Exercise instructions ▸ Search the records for "this". Copy every line where it appears.

Listed records ▸
+++
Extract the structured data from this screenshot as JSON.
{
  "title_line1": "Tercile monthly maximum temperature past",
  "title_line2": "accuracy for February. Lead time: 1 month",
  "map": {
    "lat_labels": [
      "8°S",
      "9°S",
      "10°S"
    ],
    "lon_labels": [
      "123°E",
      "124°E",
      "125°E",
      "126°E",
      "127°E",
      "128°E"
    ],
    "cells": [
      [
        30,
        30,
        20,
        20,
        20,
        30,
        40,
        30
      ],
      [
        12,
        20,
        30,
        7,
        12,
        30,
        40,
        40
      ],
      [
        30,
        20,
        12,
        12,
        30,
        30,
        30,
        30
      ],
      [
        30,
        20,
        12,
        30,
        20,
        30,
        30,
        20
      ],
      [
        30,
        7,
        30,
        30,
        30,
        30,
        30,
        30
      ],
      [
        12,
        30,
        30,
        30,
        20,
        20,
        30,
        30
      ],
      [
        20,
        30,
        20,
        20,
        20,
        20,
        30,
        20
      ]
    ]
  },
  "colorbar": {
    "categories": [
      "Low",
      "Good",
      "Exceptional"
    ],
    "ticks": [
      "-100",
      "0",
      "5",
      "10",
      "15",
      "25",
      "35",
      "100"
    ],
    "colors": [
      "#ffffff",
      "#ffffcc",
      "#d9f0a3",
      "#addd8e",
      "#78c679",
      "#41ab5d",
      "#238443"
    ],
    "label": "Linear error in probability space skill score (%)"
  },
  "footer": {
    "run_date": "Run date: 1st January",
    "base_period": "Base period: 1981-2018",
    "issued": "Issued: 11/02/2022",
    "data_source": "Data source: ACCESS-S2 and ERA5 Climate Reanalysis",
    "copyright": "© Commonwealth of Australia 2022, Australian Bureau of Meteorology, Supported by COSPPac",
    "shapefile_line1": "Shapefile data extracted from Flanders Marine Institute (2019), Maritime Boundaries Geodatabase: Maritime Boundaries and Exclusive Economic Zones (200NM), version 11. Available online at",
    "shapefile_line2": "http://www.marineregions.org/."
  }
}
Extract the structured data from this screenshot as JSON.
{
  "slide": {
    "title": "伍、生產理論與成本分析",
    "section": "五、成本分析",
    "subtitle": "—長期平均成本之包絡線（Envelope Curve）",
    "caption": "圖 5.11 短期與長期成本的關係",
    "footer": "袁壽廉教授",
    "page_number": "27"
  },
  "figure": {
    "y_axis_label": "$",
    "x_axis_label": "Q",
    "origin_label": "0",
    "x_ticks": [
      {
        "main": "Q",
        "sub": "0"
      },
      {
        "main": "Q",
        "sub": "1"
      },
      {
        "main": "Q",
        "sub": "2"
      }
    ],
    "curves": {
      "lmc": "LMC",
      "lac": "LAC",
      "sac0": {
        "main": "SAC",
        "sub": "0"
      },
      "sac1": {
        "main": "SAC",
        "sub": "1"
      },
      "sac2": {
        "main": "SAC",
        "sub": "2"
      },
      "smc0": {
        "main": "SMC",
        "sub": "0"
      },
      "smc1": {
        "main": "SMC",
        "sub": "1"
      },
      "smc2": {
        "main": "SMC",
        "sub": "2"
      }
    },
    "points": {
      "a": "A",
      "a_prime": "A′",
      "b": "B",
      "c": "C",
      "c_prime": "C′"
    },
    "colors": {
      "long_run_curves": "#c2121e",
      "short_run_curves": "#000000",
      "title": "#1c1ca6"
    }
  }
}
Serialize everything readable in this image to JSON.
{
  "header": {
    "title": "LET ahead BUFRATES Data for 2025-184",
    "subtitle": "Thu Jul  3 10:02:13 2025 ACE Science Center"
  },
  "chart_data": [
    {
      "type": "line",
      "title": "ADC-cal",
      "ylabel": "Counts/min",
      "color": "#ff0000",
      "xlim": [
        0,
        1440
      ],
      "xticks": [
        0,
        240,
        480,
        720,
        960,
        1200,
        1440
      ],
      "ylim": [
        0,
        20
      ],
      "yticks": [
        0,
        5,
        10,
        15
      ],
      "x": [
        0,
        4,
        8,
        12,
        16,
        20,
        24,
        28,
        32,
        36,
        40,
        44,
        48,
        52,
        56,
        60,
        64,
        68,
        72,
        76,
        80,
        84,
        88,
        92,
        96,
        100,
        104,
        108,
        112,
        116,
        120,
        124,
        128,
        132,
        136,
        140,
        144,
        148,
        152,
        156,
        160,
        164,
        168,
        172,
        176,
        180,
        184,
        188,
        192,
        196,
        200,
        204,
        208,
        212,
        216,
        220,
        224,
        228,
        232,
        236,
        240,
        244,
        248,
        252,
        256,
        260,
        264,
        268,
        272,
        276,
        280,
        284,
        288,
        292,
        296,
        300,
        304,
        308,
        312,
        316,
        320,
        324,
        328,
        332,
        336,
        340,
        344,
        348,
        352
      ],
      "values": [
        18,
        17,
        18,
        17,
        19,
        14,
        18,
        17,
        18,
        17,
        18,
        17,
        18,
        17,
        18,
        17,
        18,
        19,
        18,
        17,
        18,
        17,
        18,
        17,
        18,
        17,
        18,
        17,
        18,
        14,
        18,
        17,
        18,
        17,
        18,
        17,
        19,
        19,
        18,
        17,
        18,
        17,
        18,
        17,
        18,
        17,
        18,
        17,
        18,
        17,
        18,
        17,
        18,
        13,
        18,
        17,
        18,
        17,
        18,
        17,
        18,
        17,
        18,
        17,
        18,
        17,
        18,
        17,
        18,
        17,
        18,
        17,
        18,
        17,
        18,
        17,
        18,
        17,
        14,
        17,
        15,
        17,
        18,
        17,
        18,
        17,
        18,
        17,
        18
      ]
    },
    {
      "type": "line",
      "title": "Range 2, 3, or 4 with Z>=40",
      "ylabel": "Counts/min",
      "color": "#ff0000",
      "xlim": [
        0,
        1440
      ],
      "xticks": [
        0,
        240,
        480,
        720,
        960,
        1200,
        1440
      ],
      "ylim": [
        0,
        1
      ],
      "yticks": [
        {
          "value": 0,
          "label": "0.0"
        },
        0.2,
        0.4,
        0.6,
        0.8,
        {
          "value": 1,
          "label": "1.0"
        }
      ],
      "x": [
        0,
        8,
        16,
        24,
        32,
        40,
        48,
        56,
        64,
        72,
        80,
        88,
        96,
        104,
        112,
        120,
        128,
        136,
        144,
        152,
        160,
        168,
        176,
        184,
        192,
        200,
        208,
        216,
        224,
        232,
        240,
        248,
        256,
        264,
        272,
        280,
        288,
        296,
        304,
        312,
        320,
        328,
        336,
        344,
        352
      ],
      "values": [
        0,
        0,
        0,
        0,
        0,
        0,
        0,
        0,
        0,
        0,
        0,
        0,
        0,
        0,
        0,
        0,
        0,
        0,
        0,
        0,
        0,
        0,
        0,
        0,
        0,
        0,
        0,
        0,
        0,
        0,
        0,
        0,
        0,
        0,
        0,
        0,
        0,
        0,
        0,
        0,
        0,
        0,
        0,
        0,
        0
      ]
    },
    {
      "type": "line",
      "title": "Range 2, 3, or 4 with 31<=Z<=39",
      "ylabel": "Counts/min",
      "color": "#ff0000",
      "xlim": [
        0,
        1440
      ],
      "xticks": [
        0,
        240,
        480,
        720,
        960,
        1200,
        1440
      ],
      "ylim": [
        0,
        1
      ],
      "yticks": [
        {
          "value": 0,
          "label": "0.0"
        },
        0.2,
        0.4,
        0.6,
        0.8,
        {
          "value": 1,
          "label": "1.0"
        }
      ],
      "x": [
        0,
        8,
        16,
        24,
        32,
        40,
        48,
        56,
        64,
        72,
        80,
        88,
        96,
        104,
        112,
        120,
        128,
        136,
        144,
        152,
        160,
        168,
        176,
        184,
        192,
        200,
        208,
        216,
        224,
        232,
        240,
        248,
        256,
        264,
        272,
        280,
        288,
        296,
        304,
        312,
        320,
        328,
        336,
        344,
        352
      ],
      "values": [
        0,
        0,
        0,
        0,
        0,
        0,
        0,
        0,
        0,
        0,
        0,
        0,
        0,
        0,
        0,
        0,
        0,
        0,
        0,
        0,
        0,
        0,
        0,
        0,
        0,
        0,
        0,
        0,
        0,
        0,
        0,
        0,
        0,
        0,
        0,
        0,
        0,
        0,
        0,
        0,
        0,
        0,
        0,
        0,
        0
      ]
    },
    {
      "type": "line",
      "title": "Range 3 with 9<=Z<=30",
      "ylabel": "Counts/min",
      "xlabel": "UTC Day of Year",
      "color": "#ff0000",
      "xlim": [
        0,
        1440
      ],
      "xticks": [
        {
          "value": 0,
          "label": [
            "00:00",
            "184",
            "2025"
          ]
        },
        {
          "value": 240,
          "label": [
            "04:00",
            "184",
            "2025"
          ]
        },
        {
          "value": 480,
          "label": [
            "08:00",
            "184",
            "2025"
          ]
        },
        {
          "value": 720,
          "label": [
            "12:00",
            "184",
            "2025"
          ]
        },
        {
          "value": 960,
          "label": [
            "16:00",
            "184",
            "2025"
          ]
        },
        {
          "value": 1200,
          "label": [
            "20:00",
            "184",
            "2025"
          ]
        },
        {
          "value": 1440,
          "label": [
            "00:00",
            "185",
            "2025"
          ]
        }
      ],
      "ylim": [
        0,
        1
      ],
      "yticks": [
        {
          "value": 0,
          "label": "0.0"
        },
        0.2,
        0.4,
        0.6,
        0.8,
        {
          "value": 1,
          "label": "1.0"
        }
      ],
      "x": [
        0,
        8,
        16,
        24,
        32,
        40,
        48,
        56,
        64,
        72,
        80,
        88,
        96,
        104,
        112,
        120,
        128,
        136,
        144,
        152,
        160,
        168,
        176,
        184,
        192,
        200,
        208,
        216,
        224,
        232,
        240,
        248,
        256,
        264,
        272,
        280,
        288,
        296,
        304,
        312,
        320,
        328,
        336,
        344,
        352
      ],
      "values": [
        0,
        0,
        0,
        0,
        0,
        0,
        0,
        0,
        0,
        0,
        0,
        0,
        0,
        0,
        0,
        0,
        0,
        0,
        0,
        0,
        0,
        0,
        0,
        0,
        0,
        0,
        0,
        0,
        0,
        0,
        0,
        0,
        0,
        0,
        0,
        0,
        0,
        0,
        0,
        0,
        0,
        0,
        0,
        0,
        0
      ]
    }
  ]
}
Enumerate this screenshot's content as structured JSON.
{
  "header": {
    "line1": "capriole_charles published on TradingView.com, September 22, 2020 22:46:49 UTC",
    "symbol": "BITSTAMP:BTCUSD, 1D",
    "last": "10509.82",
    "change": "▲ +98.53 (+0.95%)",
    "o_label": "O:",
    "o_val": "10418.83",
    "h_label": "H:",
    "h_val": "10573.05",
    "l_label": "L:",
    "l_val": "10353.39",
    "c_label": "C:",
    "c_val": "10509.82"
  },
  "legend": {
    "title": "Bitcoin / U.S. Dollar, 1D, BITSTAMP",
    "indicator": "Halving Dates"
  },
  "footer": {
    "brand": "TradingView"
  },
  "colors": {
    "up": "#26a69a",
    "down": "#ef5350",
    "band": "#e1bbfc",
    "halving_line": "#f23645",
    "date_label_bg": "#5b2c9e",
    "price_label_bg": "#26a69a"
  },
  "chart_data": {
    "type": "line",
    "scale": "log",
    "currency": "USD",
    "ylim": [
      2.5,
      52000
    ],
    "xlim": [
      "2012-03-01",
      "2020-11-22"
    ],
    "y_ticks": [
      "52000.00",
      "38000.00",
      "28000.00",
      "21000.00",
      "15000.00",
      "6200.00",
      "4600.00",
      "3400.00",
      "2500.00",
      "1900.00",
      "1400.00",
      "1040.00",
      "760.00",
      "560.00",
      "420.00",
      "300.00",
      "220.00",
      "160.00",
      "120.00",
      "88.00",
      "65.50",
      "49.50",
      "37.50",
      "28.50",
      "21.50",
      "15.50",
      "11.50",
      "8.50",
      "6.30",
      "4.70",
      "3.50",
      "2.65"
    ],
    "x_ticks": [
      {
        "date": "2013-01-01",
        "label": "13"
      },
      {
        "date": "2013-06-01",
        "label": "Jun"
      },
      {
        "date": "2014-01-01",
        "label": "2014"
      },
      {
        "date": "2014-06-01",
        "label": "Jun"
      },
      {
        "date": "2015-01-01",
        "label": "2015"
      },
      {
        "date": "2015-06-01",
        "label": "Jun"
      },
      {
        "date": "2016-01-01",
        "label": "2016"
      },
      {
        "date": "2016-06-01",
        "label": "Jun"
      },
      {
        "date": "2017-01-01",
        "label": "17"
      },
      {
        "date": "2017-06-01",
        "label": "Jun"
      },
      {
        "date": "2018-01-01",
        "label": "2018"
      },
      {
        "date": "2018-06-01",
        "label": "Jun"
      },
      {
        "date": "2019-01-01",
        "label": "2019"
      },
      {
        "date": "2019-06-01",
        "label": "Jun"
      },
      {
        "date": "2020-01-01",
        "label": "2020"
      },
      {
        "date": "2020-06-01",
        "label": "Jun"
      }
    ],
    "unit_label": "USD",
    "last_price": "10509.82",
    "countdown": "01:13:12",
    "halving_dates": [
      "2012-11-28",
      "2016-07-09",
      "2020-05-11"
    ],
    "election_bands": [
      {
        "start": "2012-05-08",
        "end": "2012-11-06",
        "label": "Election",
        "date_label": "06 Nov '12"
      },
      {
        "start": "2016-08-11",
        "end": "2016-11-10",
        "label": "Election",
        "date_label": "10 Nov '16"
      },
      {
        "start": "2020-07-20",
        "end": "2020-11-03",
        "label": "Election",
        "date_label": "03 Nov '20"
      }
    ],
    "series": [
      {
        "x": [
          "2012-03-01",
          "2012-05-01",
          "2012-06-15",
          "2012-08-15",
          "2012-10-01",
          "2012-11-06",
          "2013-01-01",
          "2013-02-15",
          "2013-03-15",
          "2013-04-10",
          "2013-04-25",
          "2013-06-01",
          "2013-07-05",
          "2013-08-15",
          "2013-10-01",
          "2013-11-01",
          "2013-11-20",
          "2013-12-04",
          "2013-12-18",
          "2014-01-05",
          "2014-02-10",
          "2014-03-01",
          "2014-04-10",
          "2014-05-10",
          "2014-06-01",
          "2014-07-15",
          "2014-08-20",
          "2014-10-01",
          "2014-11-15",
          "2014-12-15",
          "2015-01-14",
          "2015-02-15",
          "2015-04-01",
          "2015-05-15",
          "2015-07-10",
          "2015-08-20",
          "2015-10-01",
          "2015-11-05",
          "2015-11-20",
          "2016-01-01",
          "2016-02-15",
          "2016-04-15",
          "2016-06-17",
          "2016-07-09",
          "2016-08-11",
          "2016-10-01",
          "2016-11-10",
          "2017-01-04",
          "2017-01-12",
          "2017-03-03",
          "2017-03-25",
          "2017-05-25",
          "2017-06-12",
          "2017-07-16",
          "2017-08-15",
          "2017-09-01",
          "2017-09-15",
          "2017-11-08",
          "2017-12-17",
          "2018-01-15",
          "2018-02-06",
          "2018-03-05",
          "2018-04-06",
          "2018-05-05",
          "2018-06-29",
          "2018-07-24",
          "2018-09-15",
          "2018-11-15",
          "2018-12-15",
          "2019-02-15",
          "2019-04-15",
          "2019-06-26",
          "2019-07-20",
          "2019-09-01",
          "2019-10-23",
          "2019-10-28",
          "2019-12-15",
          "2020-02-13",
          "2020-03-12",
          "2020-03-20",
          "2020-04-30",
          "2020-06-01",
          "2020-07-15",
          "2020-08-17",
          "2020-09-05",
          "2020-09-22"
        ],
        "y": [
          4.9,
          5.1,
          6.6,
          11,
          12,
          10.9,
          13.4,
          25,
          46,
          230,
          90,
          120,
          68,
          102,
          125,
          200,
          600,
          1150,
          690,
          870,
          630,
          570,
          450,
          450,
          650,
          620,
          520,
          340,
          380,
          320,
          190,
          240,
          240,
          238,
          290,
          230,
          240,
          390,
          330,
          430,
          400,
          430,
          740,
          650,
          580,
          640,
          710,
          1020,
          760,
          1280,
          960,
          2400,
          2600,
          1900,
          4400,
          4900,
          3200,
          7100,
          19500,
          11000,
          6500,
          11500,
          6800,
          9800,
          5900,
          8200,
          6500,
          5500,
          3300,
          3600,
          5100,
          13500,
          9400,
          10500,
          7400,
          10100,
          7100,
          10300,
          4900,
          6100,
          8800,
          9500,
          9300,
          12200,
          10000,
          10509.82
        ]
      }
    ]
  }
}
+++
Reply ▸
Extract the structured data from this screenshot as JSON.
Extract the structured data from this screenshot as JSON.
Serialize everything readable in this image to JSON.
Enumerate this screenshot's content as structured JSON.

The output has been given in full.